╭──

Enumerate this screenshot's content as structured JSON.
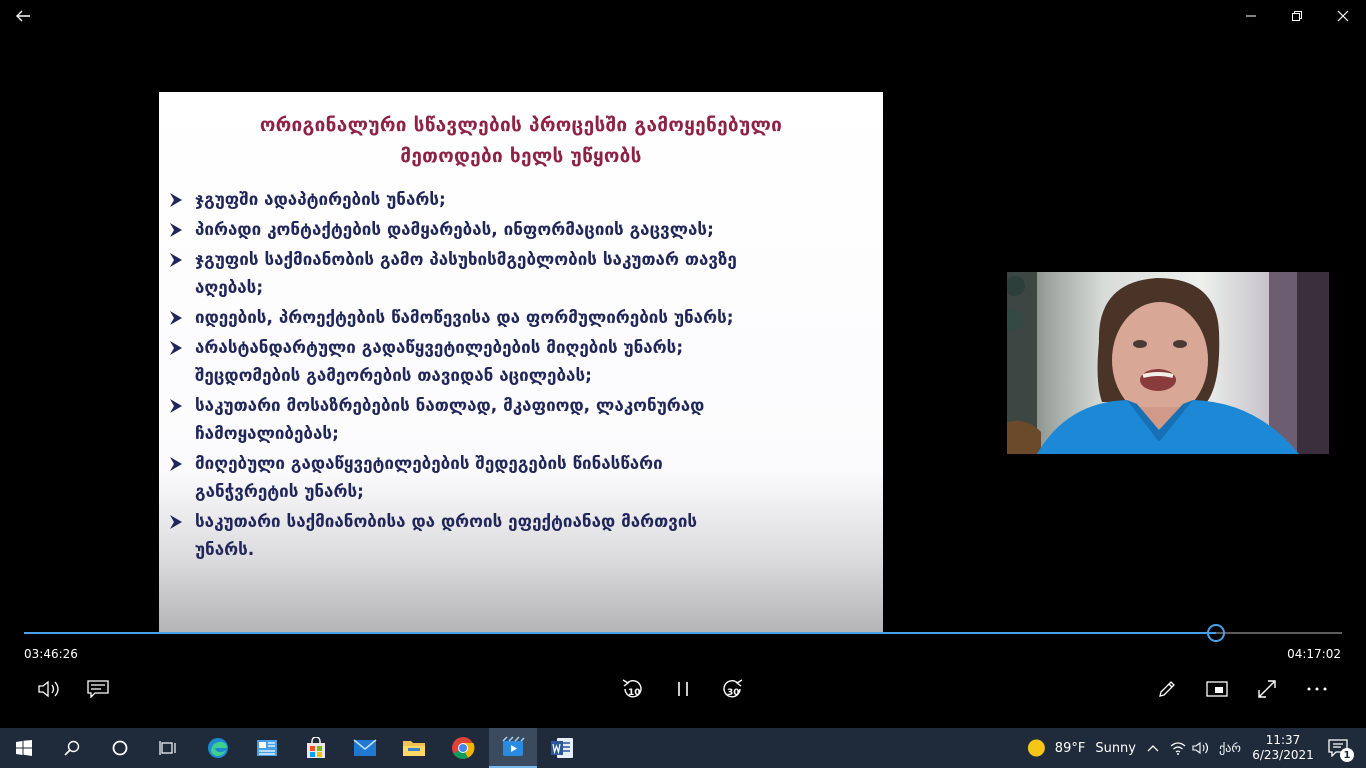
{
  "slide": {
    "title_line1": "ორიგინალური სწავლების პროცესში გამოყენებული",
    "title_line2": "მეთოდები ხელს უწყობს",
    "bullets": [
      {
        "line1": "ჯგუფში ადაპტირების უნარს;",
        "line2": ""
      },
      {
        "line1": "პირადი კონტაქტების დამყარებას, ინფორმაციის გაცვლას;",
        "line2": ""
      },
      {
        "line1": "ჯგუფის საქმიანობის გამო პასუხისმგებლობის საკუთარ თავზე",
        "line2": "აღებას;"
      },
      {
        "line1": "იდეების, პროექტების წამოწევისა და ფორმულირების უნარს;",
        "line2": ""
      },
      {
        "line1": "არასტანდარტული გადაწყვეტილებების მიღების უნარს;",
        "line2": "შეცდომების გამეორების თავიდან აცილებას;"
      },
      {
        "line1": "საკუთარი მოსაზრებების ნათლად, მკაფიოდ, ლაკონურად",
        "line2": "ჩამოყალიბებას;"
      },
      {
        "line1": "მიღებული გადაწყვეტილებების შედეგების წინასწარი",
        "line2": "განჭვრეტის უნარს;"
      },
      {
        "line1": "საკუთარი საქმიანობისა და დროის ეფექტიანად მართვის",
        "line2": "უნარს."
      }
    ]
  },
  "player": {
    "current_time": "03:46:26",
    "total_time": "04:17:02",
    "progress_fraction": 0.9045,
    "skip_back_label": "10",
    "skip_forward_label": "30"
  },
  "taskbar": {
    "weather_temp": "89°F",
    "weather_condition": "Sunny",
    "language": "ქარ",
    "time": "11:37",
    "date": "6/23/2021",
    "notification_count": "1"
  },
  "icons": [
    "back-arrow-icon",
    "minimize-icon",
    "maximize-icon",
    "close-icon",
    "volume-icon",
    "subtitles-icon",
    "skip-back-icon",
    "pause-icon",
    "skip-forward-icon",
    "pen-icon",
    "mini-view-icon",
    "fullscreen-icon",
    "more-icon",
    "windows-start-icon",
    "search-icon",
    "cortana-icon",
    "task-view-icon",
    "edge-icon",
    "photos-icon",
    "store-icon",
    "mail-icon",
    "file-explorer-icon",
    "chrome-icon",
    "movies-tv-icon",
    "word-icon",
    "sun-icon",
    "chevron-up-icon",
    "wifi-icon",
    "speaker-icon",
    "notification-icon"
  ],
  "colors": {
    "accent": "#4aa0e6",
    "title": "#8e2245",
    "bullet_text": "#21265a",
    "taskbar": "#1f2b3a"
  }
}
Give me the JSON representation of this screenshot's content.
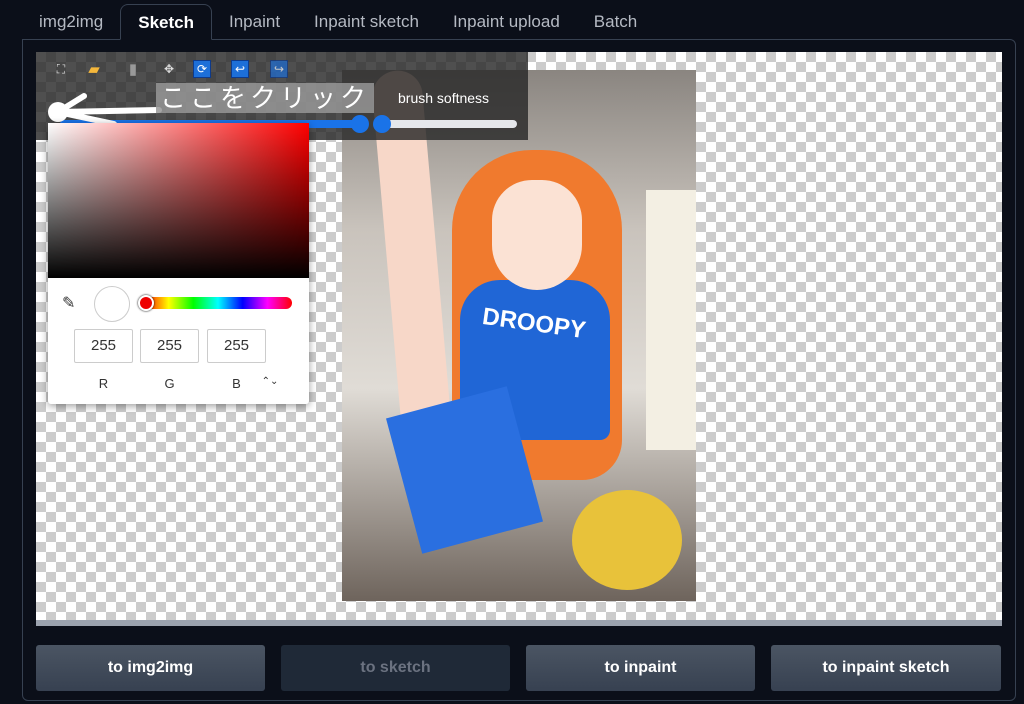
{
  "tabs": [
    {
      "label": "img2img"
    },
    {
      "label": "Sketch",
      "active": true
    },
    {
      "label": "Inpaint"
    },
    {
      "label": "Inpaint sketch"
    },
    {
      "label": "Inpaint upload"
    },
    {
      "label": "Batch"
    }
  ],
  "toolbar": {
    "icons": [
      "fullscreen-icon",
      "folder-icon",
      "trash-icon",
      "move-icon",
      "reset-icon",
      "undo-icon",
      "redo-icon"
    ],
    "brush_softness_label": "brush softness",
    "annotation": "ここをクリック"
  },
  "image": {
    "shirt_text": "DROOPY"
  },
  "color_picker": {
    "r": "255",
    "g": "255",
    "b": "255",
    "r_label": "R",
    "g_label": "G",
    "b_label": "B",
    "hue_color": "#ff0000",
    "current_color": "#ffffff"
  },
  "buttons": {
    "to_img2img": "to img2img",
    "to_sketch": "to sketch",
    "to_inpaint": "to inpaint",
    "to_inpaint_sketch": "to inpaint sketch"
  },
  "colors": {
    "accent": "#1a73e8",
    "background": "#0b0f19"
  }
}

╰──

PROBLEM DESCRIPTION: Repeat each record exactly as shown above, dropping all images.

EXERCISE RESPONSE:
Enumerate this screenshot's content as structured JSON.
{
  "slide": {
    "title_line1": "ორიგინალური სწავლების პროცესში გამოყენებული",
    "title_line2": "მეთოდები ხელს უწყობს",
    "bullets": [
      {
        "line1": "ჯგუფში ადაპტირების უნარს;",
        "line2": ""
      },
      {
        "line1": "პირადი კონტაქტების დამყარებას, ინფორმაციის გაცვლას;",
        "line2": ""
      },
      {
        "line1": "ჯგუფის საქმიანობის გამო პასუხისმგებლობის საკუთარ თავზე",
        "line2": "აღებას;"
      },
      {
        "line1": "იდეების, პროექტების წამოწევისა და ფორმულირების უნარს;",
        "line2": ""
      },
      {
        "line1": "არასტანდარტული გადაწყვეტილებების მიღების უნარს;",
        "line2": "შეცდომების გამეორების თავიდან აცილებას;"
      },
      {
        "line1": "საკუთარი მოსაზრებების ნათლად, მკაფიოდ, ლაკონურად",
        "line2": "ჩამოყალიბებას;"
      },
      {
        "line1": "მიღებული გადაწყვეტილებების შედეგების წინასწარი",
        "line2": "განჭვრეტის უნარს;"
      },
      {
        "line1": "საკუთარი საქმიანობისა და დროის ეფექტიანად მართვის",
        "line2": "უნარს."
      }
    ]
  },
  "player": {
    "current_time": "03:46:26",
    "total_time": "04:17:02",
    "progress_fraction": 0.9045,
    "skip_back_label": "10",
    "skip_forward_label": "30"
  },
  "taskbar": {
    "weather_temp": "89°F",
    "weather_condition": "Sunny",
    "language": "ქარ",
    "time": "11:37",
    "date": "6/23/2021",
    "notification_count": "1"
  },
  "icons": [
    "back-arrow-icon",
    "minimize-icon",
    "maximize-icon",
    "close-icon",
    "volume-icon",
    "subtitles-icon",
    "skip-back-icon",
    "pause-icon",
    "skip-forward-icon",
    "pen-icon",
    "mini-view-icon",
    "fullscreen-icon",
    "more-icon",
    "windows-start-icon",
    "search-icon",
    "cortana-icon",
    "task-view-icon",
    "edge-icon",
    "photos-icon",
    "store-icon",
    "mail-icon",
    "file-explorer-icon",
    "chrome-icon",
    "movies-tv-icon",
    "word-icon",
    "sun-icon",
    "chevron-up-icon",
    "wifi-icon",
    "speaker-icon",
    "notification-icon"
  ],
  "colors": {
    "accent": "#4aa0e6",
    "title": "#8e2245",
    "bullet_text": "#21265a",
    "taskbar": "#1f2b3a"
  }
}
Give me the JSON representation of this screenshot's content.
{
  "tabs": [
    {
      "label": "img2img"
    },
    {
      "label": "Sketch",
      "active": true
    },
    {
      "label": "Inpaint"
    },
    {
      "label": "Inpaint sketch"
    },
    {
      "label": "Inpaint upload"
    },
    {
      "label": "Batch"
    }
  ],
  "toolbar": {
    "icons": [
      "fullscreen-icon",
      "folder-icon",
      "trash-icon",
      "move-icon",
      "reset-icon",
      "undo-icon",
      "redo-icon"
    ],
    "brush_softness_label": "brush softness",
    "annotation": "ここをクリック"
  },
  "image": {
    "shirt_text": "DROOPY"
  },
  "color_picker": {
    "r": "255",
    "g": "255",
    "b": "255",
    "r_label": "R",
    "g_label": "G",
    "b_label": "B",
    "hue_color": "#ff0000",
    "current_color": "#ffffff"
  },
  "buttons": {
    "to_img2img": "to img2img",
    "to_sketch": "to sketch",
    "to_inpaint": "to inpaint",
    "to_inpaint_sketch": "to inpaint sketch"
  },
  "colors": {
    "accent": "#1a73e8",
    "background": "#0b0f19"
  }
}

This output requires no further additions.